= GIVEN TASK =
Search the material for the string "Liquidity" and copy each line where it occurs.

= THE RECORDS =
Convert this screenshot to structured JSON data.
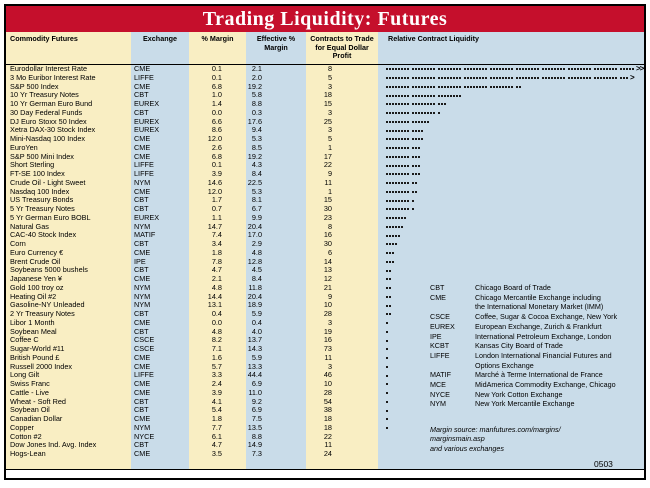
{
  "title": "Trading Liquidity: Futures",
  "colors": {
    "banner_red": "#c50f2c",
    "tan_column": "#f9eec3",
    "blue_column": "#c9dce9",
    "border_black": "#000000",
    "dot_black": "#1a1a1a"
  },
  "columns": [
    "Commodity Futures",
    "Exchange",
    "% Margin",
    "Effective % Margin",
    "Contracts to Trade for Equal Dollar Profit",
    "Relative Contract Liquidity"
  ],
  "rows": [
    {
      "name": "Eurodollar Interest Rate",
      "exchange": "CME",
      "margin": "0.1",
      "effective": "2.1",
      "contracts": "8",
      "dots": 77,
      "arrow": ">>"
    },
    {
      "name": "3 Mo Euribor Interest Rate",
      "exchange": "LIFFE",
      "margin": "0.1",
      "effective": "2.0",
      "contracts": "5",
      "dots": 75,
      "arrow": ">"
    },
    {
      "name": "S&P 500 Index",
      "exchange": "CME",
      "margin": "6.8",
      "effective": "19.2",
      "contracts": "3",
      "dots": 42,
      "arrow": ""
    },
    {
      "name": "10 Yr Treasury Notes",
      "exchange": "CBT",
      "margin": "1.0",
      "effective": "5.8",
      "contracts": "18",
      "dots": 24,
      "arrow": ""
    },
    {
      "name": "10 Yr German Euro Bund",
      "exchange": "EUREX",
      "margin": "1.4",
      "effective": "8.8",
      "contracts": "15",
      "dots": 19,
      "arrow": ""
    },
    {
      "name": "30 Day Federal Funds",
      "exchange": "CBT",
      "margin": "0.0",
      "effective": "0.3",
      "contracts": "3",
      "dots": 17,
      "arrow": ""
    },
    {
      "name": "DJ Euro Stoxx 50 Index",
      "exchange": "EUREX",
      "margin": "6.6",
      "effective": "17.6",
      "contracts": "25",
      "dots": 14,
      "arrow": ""
    },
    {
      "name": "Xetra DAX-30 Stock Index",
      "exchange": "EUREX",
      "margin": "8.6",
      "effective": "9.4",
      "contracts": "3",
      "dots": 12,
      "arrow": ""
    },
    {
      "name": "Mini-Nasdaq 100 Index",
      "exchange": "CME",
      "margin": "12.0",
      "effective": "5.3",
      "contracts": "5",
      "dots": 12,
      "arrow": ""
    },
    {
      "name": "EuroYen",
      "exchange": "CME",
      "margin": "2.6",
      "effective": "8.5",
      "contracts": "1",
      "dots": 11,
      "arrow": ""
    },
    {
      "name": "S&P 500 Mini Index",
      "exchange": "CME",
      "margin": "6.8",
      "effective": "19.2",
      "contracts": "17",
      "dots": 11,
      "arrow": ""
    },
    {
      "name": "Short Sterling",
      "exchange": "LIFFE",
      "margin": "0.1",
      "effective": "4.3",
      "contracts": "22",
      "dots": 11,
      "arrow": ""
    },
    {
      "name": "FT-SE 100 Index",
      "exchange": "LIFFE",
      "margin": "3.9",
      "effective": "8.4",
      "contracts": "9",
      "dots": 11,
      "arrow": ""
    },
    {
      "name": "Crude Oil - Light Sweet",
      "exchange": "NYM",
      "margin": "14.6",
      "effective": "22.5",
      "contracts": "11",
      "dots": 10,
      "arrow": ""
    },
    {
      "name": "Nasdaq 100 Index",
      "exchange": "CME",
      "margin": "12.0",
      "effective": "5.3",
      "contracts": "1",
      "dots": 10,
      "arrow": ""
    },
    {
      "name": "US Treasury Bonds",
      "exchange": "CBT",
      "margin": "1.7",
      "effective": "8.1",
      "contracts": "15",
      "dots": 9,
      "arrow": ""
    },
    {
      "name": "5 Yr Treasury Notes",
      "exchange": "CBT",
      "margin": "0.7",
      "effective": "6.7",
      "contracts": "30",
      "dots": 9,
      "arrow": ""
    },
    {
      "name": "5 Yr German Euro BOBL",
      "exchange": "EUREX",
      "margin": "1.1",
      "effective": "9.9",
      "contracts": "23",
      "dots": 7,
      "arrow": ""
    },
    {
      "name": "Natural Gas",
      "exchange": "NYM",
      "margin": "14.7",
      "effective": "20.4",
      "contracts": "8",
      "dots": 6,
      "arrow": ""
    },
    {
      "name": "CAC-40 Stock Index",
      "exchange": "MATIF",
      "margin": "7.4",
      "effective": "17.0",
      "contracts": "16",
      "dots": 5,
      "arrow": ""
    },
    {
      "name": "Corn",
      "exchange": "CBT",
      "margin": "3.4",
      "effective": "2.9",
      "contracts": "30",
      "dots": 4,
      "arrow": ""
    },
    {
      "name": "Euro Currency €",
      "exchange": "CME",
      "margin": "1.8",
      "effective": "4.8",
      "contracts": "6",
      "dots": 3,
      "arrow": ""
    },
    {
      "name": "Brent Crude Oil",
      "exchange": "IPE",
      "margin": "7.8",
      "effective": "12.8",
      "contracts": "14",
      "dots": 3,
      "arrow": ""
    },
    {
      "name": "Soybeans 5000 bushels",
      "exchange": "CBT",
      "margin": "4.7",
      "effective": "4.5",
      "contracts": "13",
      "dots": 2,
      "arrow": ""
    },
    {
      "name": "Japanese Yen ¥",
      "exchange": "CME",
      "margin": "2.1",
      "effective": "8.4",
      "contracts": "12",
      "dots": 2,
      "arrow": ""
    },
    {
      "name": "Gold 100 troy oz",
      "exchange": "NYM",
      "margin": "4.8",
      "effective": "11.8",
      "contracts": "21",
      "dots": 2,
      "arrow": ""
    },
    {
      "name": "Heating Oil #2",
      "exchange": "NYM",
      "margin": "14.4",
      "effective": "20.4",
      "contracts": "9",
      "dots": 2,
      "arrow": ""
    },
    {
      "name": "Gasoline-NY Unleaded",
      "exchange": "NYM",
      "margin": "13.1",
      "effective": "18.9",
      "contracts": "10",
      "dots": 2,
      "arrow": ""
    },
    {
      "name": "2 Yr Treasury Notes",
      "exchange": "CBT",
      "margin": "0.4",
      "effective": "5.9",
      "contracts": "28",
      "dots": 2,
      "arrow": ""
    },
    {
      "name": "Libor 1 Month",
      "exchange": "CME",
      "margin": "0.0",
      "effective": "0.4",
      "contracts": "3",
      "dots": 1,
      "arrow": ""
    },
    {
      "name": "Soybean Meal",
      "exchange": "CBT",
      "margin": "4.8",
      "effective": "4.0",
      "contracts": "19",
      "dots": 1,
      "arrow": ""
    },
    {
      "name": "Coffee C",
      "exchange": "CSCE",
      "margin": "8.2",
      "effective": "13.7",
      "contracts": "16",
      "dots": 1,
      "arrow": ""
    },
    {
      "name": "Sugar-World #11",
      "exchange": "CSCE",
      "margin": "7.1",
      "effective": "14.3",
      "contracts": "73",
      "dots": 1,
      "arrow": ""
    },
    {
      "name": "British Pound £",
      "exchange": "CME",
      "margin": "1.6",
      "effective": "5.9",
      "contracts": "11",
      "dots": 1,
      "arrow": ""
    },
    {
      "name": "Russell 2000 Index",
      "exchange": "CME",
      "margin": "5.7",
      "effective": "13.3",
      "contracts": "3",
      "dots": 1,
      "arrow": ""
    },
    {
      "name": "Long Gilt",
      "exchange": "LIFFE",
      "margin": "3.3",
      "effective": "44.4",
      "contracts": "46",
      "dots": 1,
      "arrow": ""
    },
    {
      "name": "Swiss Franc",
      "exchange": "CME",
      "margin": "2.4",
      "effective": "6.9",
      "contracts": "10",
      "dots": 1,
      "arrow": ""
    },
    {
      "name": "Cattle - Live",
      "exchange": "CME",
      "margin": "3.9",
      "effective": "11.0",
      "contracts": "28",
      "dots": 1,
      "arrow": ""
    },
    {
      "name": "Wheat - Soft Red",
      "exchange": "CBT",
      "margin": "4.1",
      "effective": "9.2",
      "contracts": "54",
      "dots": 1,
      "arrow": ""
    },
    {
      "name": "Soybean Oil",
      "exchange": "CBT",
      "margin": "5.4",
      "effective": "6.9",
      "contracts": "38",
      "dots": 1,
      "arrow": ""
    },
    {
      "name": "Canadian Dollar",
      "exchange": "CME",
      "margin": "1.8",
      "effective": "7.5",
      "contracts": "18",
      "dots": 1,
      "arrow": ""
    },
    {
      "name": "Copper",
      "exchange": "NYM",
      "margin": "7.7",
      "effective": "13.5",
      "contracts": "18",
      "dots": 1,
      "arrow": ""
    },
    {
      "name": "Cotton #2",
      "exchange": "NYCE",
      "margin": "6.1",
      "effective": "8.8",
      "contracts": "22",
      "dots": 0,
      "arrow": ""
    },
    {
      "name": "Dow Jones Ind. Avg. Index",
      "exchange": "CBT",
      "margin": "4.7",
      "effective": "14.9",
      "contracts": "11",
      "dots": 0,
      "arrow": ""
    },
    {
      "name": "Hogs-Lean",
      "exchange": "CME",
      "margin": "3.5",
      "effective": "7.3",
      "contracts": "24",
      "dots": 0,
      "arrow": ""
    }
  ],
  "legend": [
    {
      "abbr": "CBT",
      "lines": [
        "Chicago Board of Trade"
      ]
    },
    {
      "abbr": "CME",
      "lines": [
        "Chicago Mercantile Exchange including",
        "the International Monetary Market (IMM)"
      ]
    },
    {
      "abbr": "CSCE",
      "lines": [
        "Coffee, Sugar & Cocoa Exchange, New York"
      ]
    },
    {
      "abbr": "EUREX",
      "lines": [
        "European Exchange, Zurich & Frankfurt"
      ]
    },
    {
      "abbr": "IPE",
      "lines": [
        "International Petroleum Exchange, London"
      ]
    },
    {
      "abbr": "KCBT",
      "lines": [
        "Kansas City Board of Trade"
      ]
    },
    {
      "abbr": "LIFFE",
      "lines": [
        "London International Financial Futures and",
        "Options Exchange"
      ]
    },
    {
      "abbr": "MATIF",
      "lines": [
        "Marché à Terme International de France"
      ]
    },
    {
      "abbr": "MCE",
      "lines": [
        "MidAmerica Commodity Exchange, Chicago"
      ]
    },
    {
      "abbr": "NYCE",
      "lines": [
        "New York Cotton Exchange"
      ]
    },
    {
      "abbr": "NYM",
      "lines": [
        "New York Mercantile Exchange"
      ]
    }
  ],
  "source_note": {
    "lines": [
      "Margin source: manfutures.com/margins/",
      "marginsmain.asp",
      "and various exchanges"
    ]
  },
  "date_code": "0503"
}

= TASK SOLUTION =
  "title": "Trading Liquidity: Futures",
    "Relative Contract Liquidity"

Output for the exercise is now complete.